*Exercise*
Search the entries below. Return every line that has "Кадастровый" in it.

*Excerpted records*
-- Begin --

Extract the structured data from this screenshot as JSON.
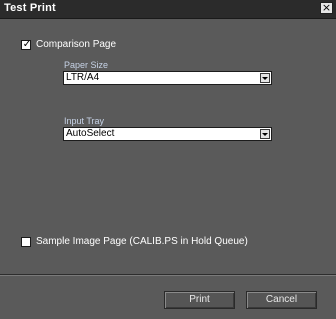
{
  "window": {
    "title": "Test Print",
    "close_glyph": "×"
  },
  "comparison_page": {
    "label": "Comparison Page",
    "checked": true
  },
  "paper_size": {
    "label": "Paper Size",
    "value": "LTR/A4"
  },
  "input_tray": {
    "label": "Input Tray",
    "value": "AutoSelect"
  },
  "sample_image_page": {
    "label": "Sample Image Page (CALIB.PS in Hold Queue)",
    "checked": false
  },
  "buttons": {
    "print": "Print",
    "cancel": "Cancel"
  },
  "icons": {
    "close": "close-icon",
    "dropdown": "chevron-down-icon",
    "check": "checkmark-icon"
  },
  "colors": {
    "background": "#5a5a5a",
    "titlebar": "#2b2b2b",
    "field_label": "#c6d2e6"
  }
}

-- End --
-- Begin --

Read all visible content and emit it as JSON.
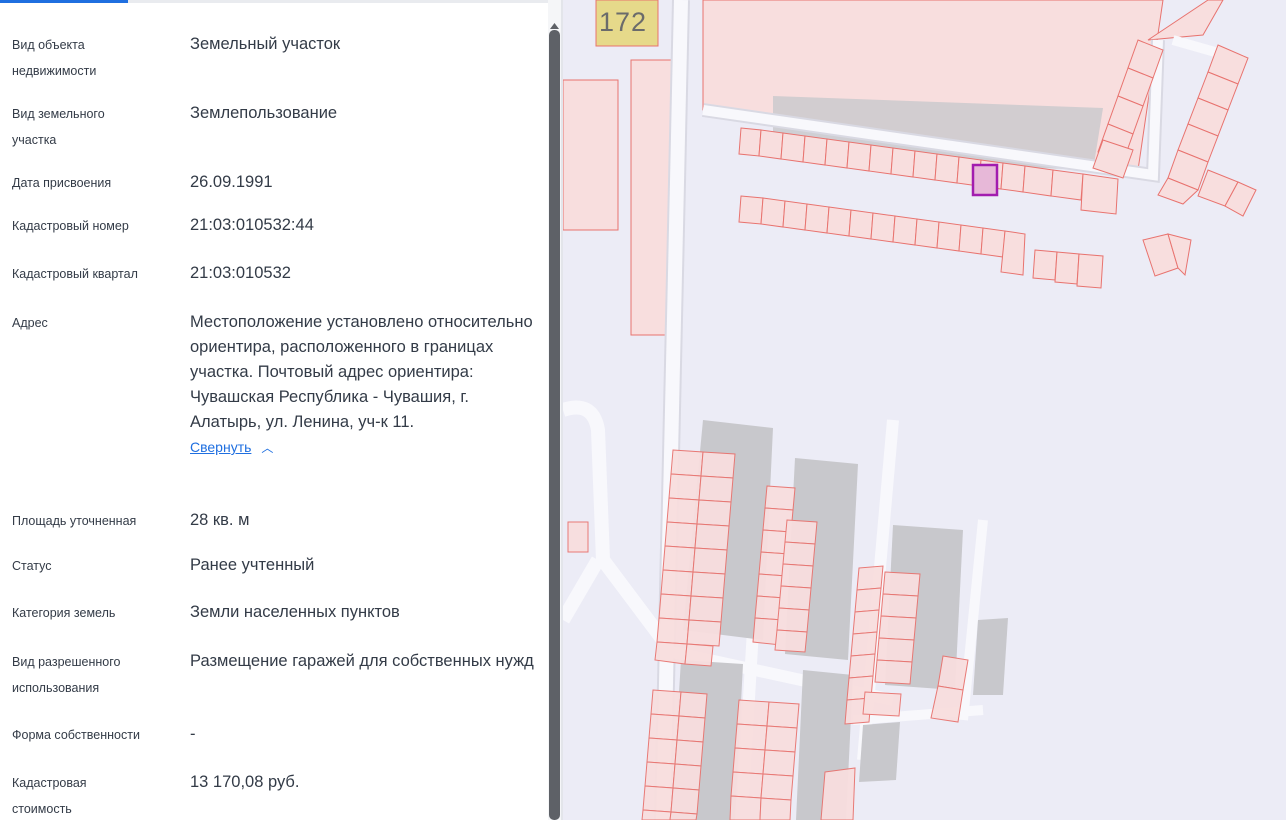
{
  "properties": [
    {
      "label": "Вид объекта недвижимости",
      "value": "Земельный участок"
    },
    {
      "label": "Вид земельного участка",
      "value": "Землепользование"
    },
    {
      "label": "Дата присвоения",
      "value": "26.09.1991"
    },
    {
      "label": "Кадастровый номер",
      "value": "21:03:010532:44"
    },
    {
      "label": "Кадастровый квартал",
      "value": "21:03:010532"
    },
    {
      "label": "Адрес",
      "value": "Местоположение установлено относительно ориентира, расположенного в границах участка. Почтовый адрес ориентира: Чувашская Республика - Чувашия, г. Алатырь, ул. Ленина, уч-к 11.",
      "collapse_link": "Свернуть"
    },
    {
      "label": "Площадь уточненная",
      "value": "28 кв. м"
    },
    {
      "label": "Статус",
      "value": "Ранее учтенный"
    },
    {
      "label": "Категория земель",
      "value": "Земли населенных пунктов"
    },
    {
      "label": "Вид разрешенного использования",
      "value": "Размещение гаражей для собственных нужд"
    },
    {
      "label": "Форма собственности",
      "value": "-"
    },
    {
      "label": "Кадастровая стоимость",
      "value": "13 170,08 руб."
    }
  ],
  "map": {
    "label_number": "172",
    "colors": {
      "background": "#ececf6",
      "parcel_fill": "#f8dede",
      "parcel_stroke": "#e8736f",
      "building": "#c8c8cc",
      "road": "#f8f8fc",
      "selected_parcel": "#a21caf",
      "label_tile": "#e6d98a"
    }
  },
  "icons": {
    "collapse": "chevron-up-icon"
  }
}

-- End --

*Complete output*
      "label": "Кадастровый номер",
      "label": "Кадастровый квартал",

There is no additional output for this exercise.